Stored data
********

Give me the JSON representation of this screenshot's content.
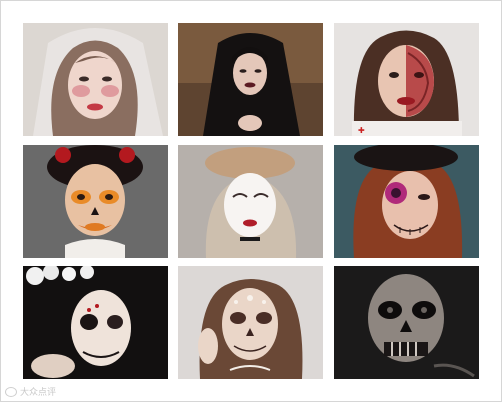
{
  "collage": {
    "watermark_logo_text": "大众点评",
    "tiles": [
      {
        "id": "t1",
        "icon": "bride-veil-blush-makeup-photo"
      },
      {
        "id": "t2",
        "icon": "black-veil-dark-lips-photo"
      },
      {
        "id": "t3",
        "icon": "half-face-wound-makeup-photo"
      },
      {
        "id": "t4",
        "icon": "pumpkin-clown-makeup-photo"
      },
      {
        "id": "t5",
        "icon": "beret-mime-makeup-photo"
      },
      {
        "id": "t6",
        "icon": "flower-eye-sugar-skull-photo"
      },
      {
        "id": "t7",
        "icon": "floral-crown-skull-makeup-photo"
      },
      {
        "id": "t8",
        "icon": "pearl-sugar-skull-makeup-photo"
      },
      {
        "id": "t9",
        "icon": "dark-skeleton-face-photo"
      }
    ]
  }
}
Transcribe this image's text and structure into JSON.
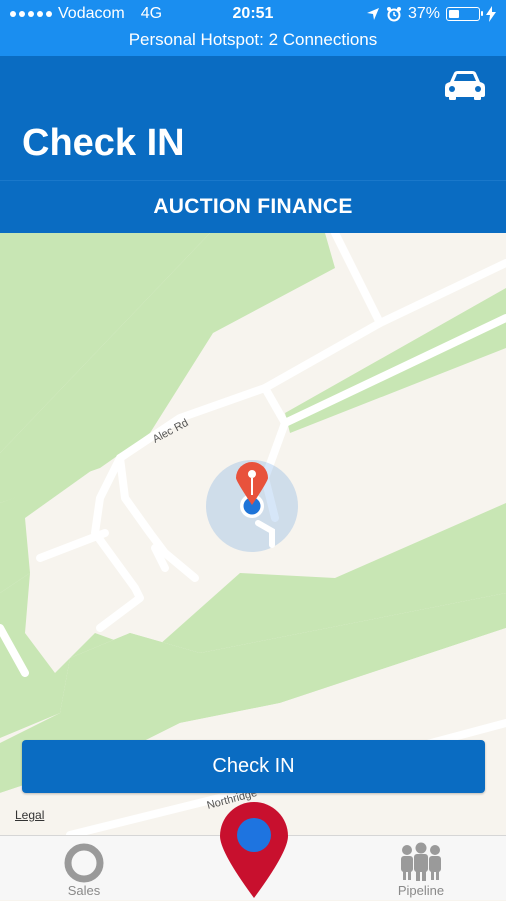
{
  "status_bar": {
    "carrier": "Vodacom",
    "network": "4G",
    "time": "20:51",
    "battery": "37%",
    "battery_level": 0.37,
    "hotspot": "Personal Hotspot: 2 Connections"
  },
  "header": {
    "title": "Check IN",
    "subtitle": "AUCTION FINANCE",
    "action_icon": "car-icon"
  },
  "map": {
    "street_labels": [
      "Alec Rd",
      "Northridge"
    ],
    "legal_label": "Legal",
    "colors": {
      "land": "#f7f4ee",
      "park": "#c8e6b4",
      "road": "#ffffff",
      "pin": "#e8523c",
      "location": "#1e74d8"
    }
  },
  "checkin_button": {
    "label": "Check IN"
  },
  "tab_bar": {
    "items": [
      {
        "label": "Sales",
        "icon": "ring-icon"
      },
      {
        "label": "",
        "icon": "location-pin-icon"
      },
      {
        "label": "Pipeline",
        "icon": "people-icon"
      }
    ],
    "center_color": "#c8102e"
  }
}
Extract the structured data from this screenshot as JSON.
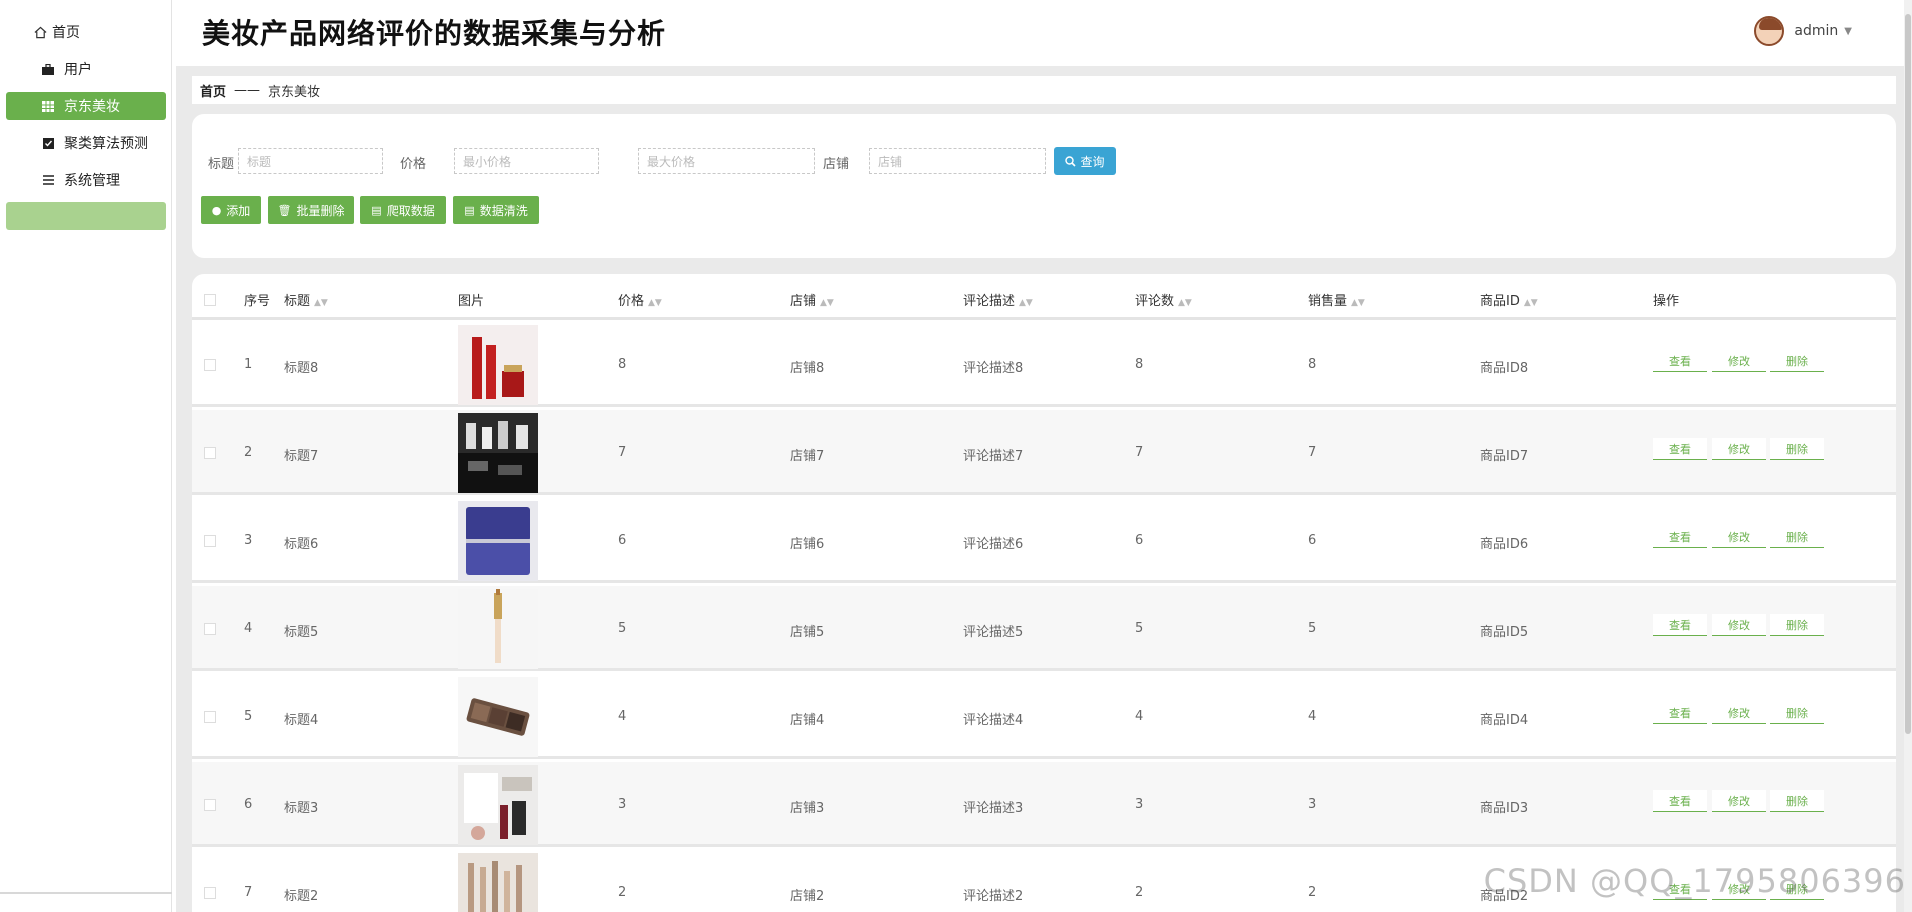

********

EXERCISE OBJECTIVE.
Reproduce each line word for word and drop the pictures.

REPLY TO THE EXERCISE.
Give me the JSON representation of this screenshot's content.
{
  "collage": {
    "watermark_logo_text": "大众点评",
    "tiles": [
      {
        "id": "t1",
        "icon": "bride-veil-blush-makeup-photo"
      },
      {
        "id": "t2",
        "icon": "black-veil-dark-lips-photo"
      },
      {
        "id": "t3",
        "icon": "half-face-wound-makeup-photo"
      },
      {
        "id": "t4",
        "icon": "pumpkin-clown-makeup-photo"
      },
      {
        "id": "t5",
        "icon": "beret-mime-makeup-photo"
      },
      {
        "id": "t6",
        "icon": "flower-eye-sugar-skull-photo"
      },
      {
        "id": "t7",
        "icon": "floral-crown-skull-makeup-photo"
      },
      {
        "id": "t8",
        "icon": "pearl-sugar-skull-makeup-photo"
      },
      {
        "id": "t9",
        "icon": "dark-skeleton-face-photo"
      }
    ]
  }
}
Transcribe this image's text and structure into JSON.
{
  "status_bar": {
    "carrier": "Vodacom",
    "network": "4G",
    "time": "20:51",
    "battery": "37%",
    "battery_level": 0.37,
    "hotspot": "Personal Hotspot: 2 Connections"
  },
  "header": {
    "title": "Check IN",
    "subtitle": "AUCTION FINANCE",
    "action_icon": "car-icon"
  },
  "map": {
    "street_labels": [
      "Alec Rd",
      "Northridge"
    ],
    "legal_label": "Legal",
    "colors": {
      "land": "#f7f4ee",
      "park": "#c8e6b4",
      "road": "#ffffff",
      "pin": "#e8523c",
      "location": "#1e74d8"
    }
  },
  "checkin_button": {
    "label": "Check IN"
  },
  "tab_bar": {
    "items": [
      {
        "label": "Sales",
        "icon": "ring-icon"
      },
      {
        "label": "",
        "icon": "location-pin-icon"
      },
      {
        "label": "Pipeline",
        "icon": "people-icon"
      }
    ],
    "center_color": "#c8102e"
  }
}
Extract the structured data from this screenshot as JSON.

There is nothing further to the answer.